• TASK: Locate all lines with the word "сталь". Copy them.
..............................
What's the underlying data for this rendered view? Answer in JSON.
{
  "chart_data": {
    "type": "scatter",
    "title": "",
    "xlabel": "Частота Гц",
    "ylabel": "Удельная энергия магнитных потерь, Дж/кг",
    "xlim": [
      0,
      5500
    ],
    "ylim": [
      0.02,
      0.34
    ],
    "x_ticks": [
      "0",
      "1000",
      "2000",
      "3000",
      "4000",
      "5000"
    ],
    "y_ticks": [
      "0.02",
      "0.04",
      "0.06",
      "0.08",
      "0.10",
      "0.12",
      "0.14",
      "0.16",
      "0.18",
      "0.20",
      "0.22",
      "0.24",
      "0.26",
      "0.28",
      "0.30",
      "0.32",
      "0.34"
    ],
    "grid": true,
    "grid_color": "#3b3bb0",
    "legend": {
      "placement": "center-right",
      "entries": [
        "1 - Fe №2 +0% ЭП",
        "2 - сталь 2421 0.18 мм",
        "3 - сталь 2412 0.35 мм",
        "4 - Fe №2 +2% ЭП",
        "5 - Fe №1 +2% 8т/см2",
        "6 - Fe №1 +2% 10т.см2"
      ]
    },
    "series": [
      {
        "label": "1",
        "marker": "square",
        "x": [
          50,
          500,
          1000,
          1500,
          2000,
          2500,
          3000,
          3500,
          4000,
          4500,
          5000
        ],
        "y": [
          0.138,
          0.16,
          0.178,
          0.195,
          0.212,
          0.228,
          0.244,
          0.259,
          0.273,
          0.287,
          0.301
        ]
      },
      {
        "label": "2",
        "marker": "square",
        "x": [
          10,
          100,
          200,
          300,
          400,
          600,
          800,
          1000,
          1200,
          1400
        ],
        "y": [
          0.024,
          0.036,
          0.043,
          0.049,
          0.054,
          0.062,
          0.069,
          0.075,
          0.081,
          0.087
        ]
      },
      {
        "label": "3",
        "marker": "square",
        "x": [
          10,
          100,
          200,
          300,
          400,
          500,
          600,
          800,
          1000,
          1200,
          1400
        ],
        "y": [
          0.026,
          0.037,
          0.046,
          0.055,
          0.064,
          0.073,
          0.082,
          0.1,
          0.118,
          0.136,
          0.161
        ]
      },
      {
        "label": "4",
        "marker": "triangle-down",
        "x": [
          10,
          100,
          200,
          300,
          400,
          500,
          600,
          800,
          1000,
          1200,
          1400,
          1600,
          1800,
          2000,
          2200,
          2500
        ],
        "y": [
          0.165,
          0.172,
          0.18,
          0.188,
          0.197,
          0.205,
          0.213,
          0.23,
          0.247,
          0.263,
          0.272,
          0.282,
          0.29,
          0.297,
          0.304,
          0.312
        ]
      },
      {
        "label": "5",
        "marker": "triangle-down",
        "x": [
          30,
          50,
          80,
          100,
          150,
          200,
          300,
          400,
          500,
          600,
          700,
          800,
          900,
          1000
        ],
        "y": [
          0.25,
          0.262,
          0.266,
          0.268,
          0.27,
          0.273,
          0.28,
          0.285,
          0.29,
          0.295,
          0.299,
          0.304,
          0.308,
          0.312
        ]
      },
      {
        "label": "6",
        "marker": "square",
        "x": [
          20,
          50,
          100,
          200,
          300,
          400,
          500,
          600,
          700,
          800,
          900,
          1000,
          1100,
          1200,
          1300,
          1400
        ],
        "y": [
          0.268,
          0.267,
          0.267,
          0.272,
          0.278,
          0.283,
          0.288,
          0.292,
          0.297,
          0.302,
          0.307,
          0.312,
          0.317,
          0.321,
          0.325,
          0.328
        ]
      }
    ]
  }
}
..............................
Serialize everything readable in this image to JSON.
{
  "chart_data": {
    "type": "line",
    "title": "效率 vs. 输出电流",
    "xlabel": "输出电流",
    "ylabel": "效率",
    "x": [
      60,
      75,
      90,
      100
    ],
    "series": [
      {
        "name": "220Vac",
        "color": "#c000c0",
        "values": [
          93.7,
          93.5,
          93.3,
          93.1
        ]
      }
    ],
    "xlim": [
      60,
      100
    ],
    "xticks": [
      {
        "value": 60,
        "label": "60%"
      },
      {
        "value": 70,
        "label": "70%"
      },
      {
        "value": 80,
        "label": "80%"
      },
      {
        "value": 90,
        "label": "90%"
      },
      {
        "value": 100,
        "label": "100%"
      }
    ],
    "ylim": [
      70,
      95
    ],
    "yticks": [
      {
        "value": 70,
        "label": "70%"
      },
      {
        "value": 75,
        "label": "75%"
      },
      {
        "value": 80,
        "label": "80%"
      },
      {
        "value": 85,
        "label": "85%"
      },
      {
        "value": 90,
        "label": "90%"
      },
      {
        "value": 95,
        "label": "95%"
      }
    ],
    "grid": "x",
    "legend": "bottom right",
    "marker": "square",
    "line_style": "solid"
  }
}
..............................
• WRITTEN RESPONSE:
        "2 - сталь 2421 0.18 мм",
        "3 - сталь 2412 0.35 мм",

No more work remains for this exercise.